[Stored data entries]
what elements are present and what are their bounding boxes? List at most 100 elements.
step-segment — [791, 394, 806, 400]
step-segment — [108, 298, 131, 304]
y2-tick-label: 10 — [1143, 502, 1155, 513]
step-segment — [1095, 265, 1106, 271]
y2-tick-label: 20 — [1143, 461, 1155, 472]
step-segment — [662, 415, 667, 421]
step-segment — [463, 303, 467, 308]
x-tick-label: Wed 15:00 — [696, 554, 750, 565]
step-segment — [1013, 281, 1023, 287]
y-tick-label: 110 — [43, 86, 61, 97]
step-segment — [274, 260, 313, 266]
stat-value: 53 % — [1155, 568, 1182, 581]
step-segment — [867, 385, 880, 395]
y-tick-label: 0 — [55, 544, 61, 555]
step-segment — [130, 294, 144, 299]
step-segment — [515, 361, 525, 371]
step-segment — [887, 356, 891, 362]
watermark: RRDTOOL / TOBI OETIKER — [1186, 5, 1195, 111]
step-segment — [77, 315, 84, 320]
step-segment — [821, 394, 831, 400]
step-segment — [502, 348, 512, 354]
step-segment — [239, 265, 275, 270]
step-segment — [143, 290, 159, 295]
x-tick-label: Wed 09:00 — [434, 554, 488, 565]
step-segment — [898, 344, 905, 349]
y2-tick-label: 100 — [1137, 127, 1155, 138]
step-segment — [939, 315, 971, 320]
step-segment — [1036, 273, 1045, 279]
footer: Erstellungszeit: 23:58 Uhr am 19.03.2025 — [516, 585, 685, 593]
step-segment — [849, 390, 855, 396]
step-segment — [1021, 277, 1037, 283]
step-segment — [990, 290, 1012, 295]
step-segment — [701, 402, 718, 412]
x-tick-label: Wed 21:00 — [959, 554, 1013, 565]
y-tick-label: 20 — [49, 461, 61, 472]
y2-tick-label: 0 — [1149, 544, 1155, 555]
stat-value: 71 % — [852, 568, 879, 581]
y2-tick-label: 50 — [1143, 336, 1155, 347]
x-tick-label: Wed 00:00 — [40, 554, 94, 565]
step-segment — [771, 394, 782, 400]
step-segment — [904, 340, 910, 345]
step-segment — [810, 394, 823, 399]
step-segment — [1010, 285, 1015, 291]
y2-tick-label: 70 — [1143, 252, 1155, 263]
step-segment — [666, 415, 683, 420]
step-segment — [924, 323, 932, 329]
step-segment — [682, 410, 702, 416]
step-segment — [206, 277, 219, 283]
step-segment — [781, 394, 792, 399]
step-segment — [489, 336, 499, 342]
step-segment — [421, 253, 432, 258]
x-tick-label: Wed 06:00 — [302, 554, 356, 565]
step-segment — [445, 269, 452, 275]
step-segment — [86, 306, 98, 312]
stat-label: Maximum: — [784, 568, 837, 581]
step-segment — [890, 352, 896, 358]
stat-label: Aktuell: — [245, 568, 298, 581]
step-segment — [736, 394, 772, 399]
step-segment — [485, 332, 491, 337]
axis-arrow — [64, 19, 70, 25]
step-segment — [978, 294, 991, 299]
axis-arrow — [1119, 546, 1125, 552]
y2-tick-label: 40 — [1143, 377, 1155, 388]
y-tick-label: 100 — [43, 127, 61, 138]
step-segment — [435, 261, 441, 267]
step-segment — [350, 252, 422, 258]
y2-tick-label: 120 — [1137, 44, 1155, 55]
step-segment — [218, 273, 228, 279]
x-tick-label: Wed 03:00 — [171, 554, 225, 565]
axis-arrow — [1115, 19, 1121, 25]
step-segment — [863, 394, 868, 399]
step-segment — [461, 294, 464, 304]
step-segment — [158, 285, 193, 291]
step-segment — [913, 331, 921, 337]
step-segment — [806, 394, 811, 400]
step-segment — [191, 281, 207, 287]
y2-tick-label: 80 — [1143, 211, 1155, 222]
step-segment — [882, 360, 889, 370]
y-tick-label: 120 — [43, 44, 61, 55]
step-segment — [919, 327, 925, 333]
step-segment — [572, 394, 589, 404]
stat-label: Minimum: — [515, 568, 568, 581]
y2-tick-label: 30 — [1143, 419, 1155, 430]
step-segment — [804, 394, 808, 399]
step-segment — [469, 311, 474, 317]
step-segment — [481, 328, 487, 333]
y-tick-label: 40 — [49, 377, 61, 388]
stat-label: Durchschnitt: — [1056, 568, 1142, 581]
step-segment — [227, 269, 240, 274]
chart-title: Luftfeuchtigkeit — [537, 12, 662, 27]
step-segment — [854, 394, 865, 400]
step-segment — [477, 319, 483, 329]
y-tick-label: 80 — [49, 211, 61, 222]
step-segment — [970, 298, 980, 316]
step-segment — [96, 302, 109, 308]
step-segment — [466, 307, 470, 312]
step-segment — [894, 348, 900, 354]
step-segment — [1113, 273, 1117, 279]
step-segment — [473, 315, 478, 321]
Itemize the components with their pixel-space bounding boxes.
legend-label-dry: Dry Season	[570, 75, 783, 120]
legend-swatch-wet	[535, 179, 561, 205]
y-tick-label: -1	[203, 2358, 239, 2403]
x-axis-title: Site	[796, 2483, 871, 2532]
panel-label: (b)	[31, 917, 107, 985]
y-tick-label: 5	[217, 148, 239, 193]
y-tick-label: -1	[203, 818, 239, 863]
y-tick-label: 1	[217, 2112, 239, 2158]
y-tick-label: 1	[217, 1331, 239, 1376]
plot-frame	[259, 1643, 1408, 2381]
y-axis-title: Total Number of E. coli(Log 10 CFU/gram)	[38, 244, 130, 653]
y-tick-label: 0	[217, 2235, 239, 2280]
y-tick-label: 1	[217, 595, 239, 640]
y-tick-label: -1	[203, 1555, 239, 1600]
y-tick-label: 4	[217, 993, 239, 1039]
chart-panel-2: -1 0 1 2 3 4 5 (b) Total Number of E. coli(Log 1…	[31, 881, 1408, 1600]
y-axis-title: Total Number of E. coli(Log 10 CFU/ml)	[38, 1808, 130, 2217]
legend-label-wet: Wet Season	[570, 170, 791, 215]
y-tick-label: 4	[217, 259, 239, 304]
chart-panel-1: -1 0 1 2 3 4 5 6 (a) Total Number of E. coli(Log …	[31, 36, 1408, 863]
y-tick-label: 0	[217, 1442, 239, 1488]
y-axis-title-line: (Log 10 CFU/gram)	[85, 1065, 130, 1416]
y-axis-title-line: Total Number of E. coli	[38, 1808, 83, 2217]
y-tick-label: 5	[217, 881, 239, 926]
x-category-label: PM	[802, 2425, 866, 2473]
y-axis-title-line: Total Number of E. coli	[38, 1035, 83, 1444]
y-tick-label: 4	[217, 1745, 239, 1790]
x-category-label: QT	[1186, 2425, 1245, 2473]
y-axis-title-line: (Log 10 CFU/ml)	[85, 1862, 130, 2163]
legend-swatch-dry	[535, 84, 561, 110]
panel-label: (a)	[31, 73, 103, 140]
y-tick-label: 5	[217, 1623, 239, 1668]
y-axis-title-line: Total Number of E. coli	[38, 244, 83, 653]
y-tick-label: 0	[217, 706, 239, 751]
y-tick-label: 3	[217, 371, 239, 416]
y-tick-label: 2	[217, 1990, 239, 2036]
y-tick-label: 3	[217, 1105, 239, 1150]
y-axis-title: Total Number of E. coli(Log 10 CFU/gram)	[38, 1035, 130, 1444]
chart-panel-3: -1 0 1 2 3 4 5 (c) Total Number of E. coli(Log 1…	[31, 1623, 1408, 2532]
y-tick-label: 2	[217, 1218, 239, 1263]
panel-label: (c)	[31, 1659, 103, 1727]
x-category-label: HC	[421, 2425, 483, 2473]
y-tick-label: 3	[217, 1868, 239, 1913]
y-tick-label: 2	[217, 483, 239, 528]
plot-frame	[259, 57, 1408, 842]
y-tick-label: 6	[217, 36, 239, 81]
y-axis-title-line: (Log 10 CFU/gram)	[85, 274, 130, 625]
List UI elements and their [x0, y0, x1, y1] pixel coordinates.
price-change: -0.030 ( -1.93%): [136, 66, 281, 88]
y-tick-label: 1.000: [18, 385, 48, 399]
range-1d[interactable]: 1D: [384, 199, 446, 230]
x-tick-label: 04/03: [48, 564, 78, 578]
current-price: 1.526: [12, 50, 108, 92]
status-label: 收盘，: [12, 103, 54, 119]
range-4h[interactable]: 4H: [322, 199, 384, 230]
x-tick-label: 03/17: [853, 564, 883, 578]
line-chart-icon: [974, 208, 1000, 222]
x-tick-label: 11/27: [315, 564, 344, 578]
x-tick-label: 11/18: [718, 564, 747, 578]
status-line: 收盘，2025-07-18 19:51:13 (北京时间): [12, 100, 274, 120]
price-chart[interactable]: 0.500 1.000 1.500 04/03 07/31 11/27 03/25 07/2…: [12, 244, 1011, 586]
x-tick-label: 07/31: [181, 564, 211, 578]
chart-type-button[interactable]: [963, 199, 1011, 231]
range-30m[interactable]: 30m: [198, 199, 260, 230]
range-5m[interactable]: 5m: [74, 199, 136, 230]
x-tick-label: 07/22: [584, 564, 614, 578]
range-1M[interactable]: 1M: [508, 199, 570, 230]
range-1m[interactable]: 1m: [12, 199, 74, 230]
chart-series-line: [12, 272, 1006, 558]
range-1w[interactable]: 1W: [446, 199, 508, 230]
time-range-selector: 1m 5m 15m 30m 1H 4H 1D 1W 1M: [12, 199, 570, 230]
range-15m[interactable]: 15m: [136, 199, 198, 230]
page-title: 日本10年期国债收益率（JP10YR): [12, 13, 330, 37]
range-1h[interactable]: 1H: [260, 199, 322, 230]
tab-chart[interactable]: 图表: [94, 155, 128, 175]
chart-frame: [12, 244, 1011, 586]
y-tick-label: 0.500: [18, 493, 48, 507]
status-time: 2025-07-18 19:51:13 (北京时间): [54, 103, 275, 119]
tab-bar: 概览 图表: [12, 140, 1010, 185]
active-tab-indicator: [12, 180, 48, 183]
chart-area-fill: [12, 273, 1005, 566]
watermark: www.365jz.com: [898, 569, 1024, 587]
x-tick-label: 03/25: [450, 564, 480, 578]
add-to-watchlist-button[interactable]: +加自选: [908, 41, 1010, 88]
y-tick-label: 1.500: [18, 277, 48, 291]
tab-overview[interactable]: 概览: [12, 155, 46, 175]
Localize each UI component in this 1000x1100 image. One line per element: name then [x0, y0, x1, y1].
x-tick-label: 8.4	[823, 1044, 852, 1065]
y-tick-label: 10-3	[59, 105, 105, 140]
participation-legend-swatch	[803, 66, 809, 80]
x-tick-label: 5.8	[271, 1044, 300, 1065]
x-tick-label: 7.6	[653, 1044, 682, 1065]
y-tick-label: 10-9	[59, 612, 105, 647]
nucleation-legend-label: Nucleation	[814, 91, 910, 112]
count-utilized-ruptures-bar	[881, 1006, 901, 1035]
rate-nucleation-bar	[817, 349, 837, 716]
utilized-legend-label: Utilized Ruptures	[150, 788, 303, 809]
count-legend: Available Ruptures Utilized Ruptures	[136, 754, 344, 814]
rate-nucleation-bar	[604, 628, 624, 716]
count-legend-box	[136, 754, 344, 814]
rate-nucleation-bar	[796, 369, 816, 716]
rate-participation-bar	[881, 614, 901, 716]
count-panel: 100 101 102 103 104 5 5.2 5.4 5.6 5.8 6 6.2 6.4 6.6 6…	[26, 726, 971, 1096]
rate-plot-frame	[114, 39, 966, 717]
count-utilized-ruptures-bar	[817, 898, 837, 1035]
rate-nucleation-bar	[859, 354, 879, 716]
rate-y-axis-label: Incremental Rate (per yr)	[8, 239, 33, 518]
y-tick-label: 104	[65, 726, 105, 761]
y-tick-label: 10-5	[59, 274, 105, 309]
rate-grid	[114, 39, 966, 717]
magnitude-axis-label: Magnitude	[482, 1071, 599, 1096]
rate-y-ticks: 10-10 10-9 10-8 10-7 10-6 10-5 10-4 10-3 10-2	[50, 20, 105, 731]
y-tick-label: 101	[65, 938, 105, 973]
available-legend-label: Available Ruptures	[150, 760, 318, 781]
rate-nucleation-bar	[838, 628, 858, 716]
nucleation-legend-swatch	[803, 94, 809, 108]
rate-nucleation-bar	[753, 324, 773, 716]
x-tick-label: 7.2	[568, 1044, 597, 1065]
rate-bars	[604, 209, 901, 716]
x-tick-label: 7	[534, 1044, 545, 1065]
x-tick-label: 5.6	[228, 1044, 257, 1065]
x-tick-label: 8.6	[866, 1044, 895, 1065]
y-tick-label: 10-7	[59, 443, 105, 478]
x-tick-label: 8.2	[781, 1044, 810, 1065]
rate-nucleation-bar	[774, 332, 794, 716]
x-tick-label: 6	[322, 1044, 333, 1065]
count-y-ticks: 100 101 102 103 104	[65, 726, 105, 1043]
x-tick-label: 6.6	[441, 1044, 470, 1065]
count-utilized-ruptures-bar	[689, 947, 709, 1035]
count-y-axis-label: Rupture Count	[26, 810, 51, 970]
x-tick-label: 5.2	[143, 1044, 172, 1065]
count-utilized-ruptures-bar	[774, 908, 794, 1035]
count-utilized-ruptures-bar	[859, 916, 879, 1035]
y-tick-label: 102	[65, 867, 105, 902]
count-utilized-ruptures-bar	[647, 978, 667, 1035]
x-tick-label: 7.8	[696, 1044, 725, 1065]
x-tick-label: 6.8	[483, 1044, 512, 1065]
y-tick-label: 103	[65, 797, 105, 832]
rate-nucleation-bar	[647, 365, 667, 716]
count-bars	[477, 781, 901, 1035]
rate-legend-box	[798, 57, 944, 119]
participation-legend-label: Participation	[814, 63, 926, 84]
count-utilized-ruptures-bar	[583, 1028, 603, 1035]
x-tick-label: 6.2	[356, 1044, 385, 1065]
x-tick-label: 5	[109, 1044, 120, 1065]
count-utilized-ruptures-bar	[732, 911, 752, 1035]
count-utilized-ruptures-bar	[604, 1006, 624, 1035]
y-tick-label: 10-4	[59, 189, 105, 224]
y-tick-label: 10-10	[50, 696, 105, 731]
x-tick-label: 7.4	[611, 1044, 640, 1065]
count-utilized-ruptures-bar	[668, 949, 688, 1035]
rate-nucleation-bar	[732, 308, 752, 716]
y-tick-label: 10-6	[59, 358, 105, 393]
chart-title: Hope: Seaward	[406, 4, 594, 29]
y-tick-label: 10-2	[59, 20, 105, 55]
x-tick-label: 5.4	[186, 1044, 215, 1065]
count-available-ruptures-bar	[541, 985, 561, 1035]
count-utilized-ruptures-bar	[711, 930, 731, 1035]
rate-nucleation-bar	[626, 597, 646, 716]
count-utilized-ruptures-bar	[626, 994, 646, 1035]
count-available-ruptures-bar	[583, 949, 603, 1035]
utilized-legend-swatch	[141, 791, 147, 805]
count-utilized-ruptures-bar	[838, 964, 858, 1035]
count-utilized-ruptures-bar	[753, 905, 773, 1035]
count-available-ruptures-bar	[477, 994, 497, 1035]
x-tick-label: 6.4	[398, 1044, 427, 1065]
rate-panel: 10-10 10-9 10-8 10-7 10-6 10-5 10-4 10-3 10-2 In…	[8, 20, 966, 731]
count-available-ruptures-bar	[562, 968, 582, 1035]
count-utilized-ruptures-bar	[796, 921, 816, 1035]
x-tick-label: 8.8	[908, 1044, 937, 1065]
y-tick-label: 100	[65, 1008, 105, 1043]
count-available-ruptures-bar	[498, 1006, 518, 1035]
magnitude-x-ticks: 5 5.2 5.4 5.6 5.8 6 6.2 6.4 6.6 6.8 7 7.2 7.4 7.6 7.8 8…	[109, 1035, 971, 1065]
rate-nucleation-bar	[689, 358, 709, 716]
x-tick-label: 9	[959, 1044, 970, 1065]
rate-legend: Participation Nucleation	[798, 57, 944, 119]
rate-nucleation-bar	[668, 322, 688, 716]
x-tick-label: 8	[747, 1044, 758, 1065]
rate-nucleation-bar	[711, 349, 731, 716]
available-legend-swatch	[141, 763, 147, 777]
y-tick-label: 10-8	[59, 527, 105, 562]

◆ TASK PROMPT ◆
In the entries from the first line through the line containing "step-segment — [771, 394, 782, 400]", substitute "statistic-value" for every occurrence of "stat-value", and reproduce those lines with nothing else altered.

◆ WRITTEN ANSWER ◆
what elements are present and what are their bounding boxes? List at most 100 elements.
step-segment — [791, 394, 806, 400]
step-segment — [108, 298, 131, 304]
y2-tick-label: 10 — [1143, 502, 1155, 513]
step-segment — [1095, 265, 1106, 271]
y2-tick-label: 20 — [1143, 461, 1155, 472]
step-segment — [662, 415, 667, 421]
step-segment — [463, 303, 467, 308]
x-tick-label: Wed 15:00 — [696, 554, 750, 565]
step-segment — [1013, 281, 1023, 287]
y-tick-label: 110 — [43, 86, 61, 97]
step-segment — [274, 260, 313, 266]
statistic-value: 53 % — [1155, 568, 1182, 581]
step-segment — [867, 385, 880, 395]
y-tick-label: 0 — [55, 544, 61, 555]
step-segment — [130, 294, 144, 299]
step-segment — [515, 361, 525, 371]
step-segment — [887, 356, 891, 362]
watermark: RRDTOOL / TOBI OETIKER — [1186, 5, 1195, 111]
step-segment — [77, 315, 84, 320]
step-segment — [821, 394, 831, 400]
step-segment — [502, 348, 512, 354]
step-segment — [239, 265, 275, 270]
step-segment — [143, 290, 159, 295]
x-tick-label: Wed 09:00 — [434, 554, 488, 565]
step-segment — [898, 344, 905, 349]
y2-tick-label: 100 — [1137, 127, 1155, 138]
step-segment — [939, 315, 971, 320]
step-segment — [1036, 273, 1045, 279]
footer: Erstellungszeit: 23:58 Uhr am 19.03.2025 — [516, 585, 685, 593]
step-segment — [849, 390, 855, 396]
step-segment — [1021, 277, 1037, 283]
step-segment — [990, 290, 1012, 295]
step-segment — [701, 402, 718, 412]
x-tick-label: Wed 21:00 — [959, 554, 1013, 565]
y-tick-label: 20 — [49, 461, 61, 472]
y2-tick-label: 0 — [1149, 544, 1155, 555]
statistic-value: 71 % — [852, 568, 879, 581]
y2-tick-label: 50 — [1143, 336, 1155, 347]
x-tick-label: Wed 00:00 — [40, 554, 94, 565]
step-segment — [771, 394, 782, 400]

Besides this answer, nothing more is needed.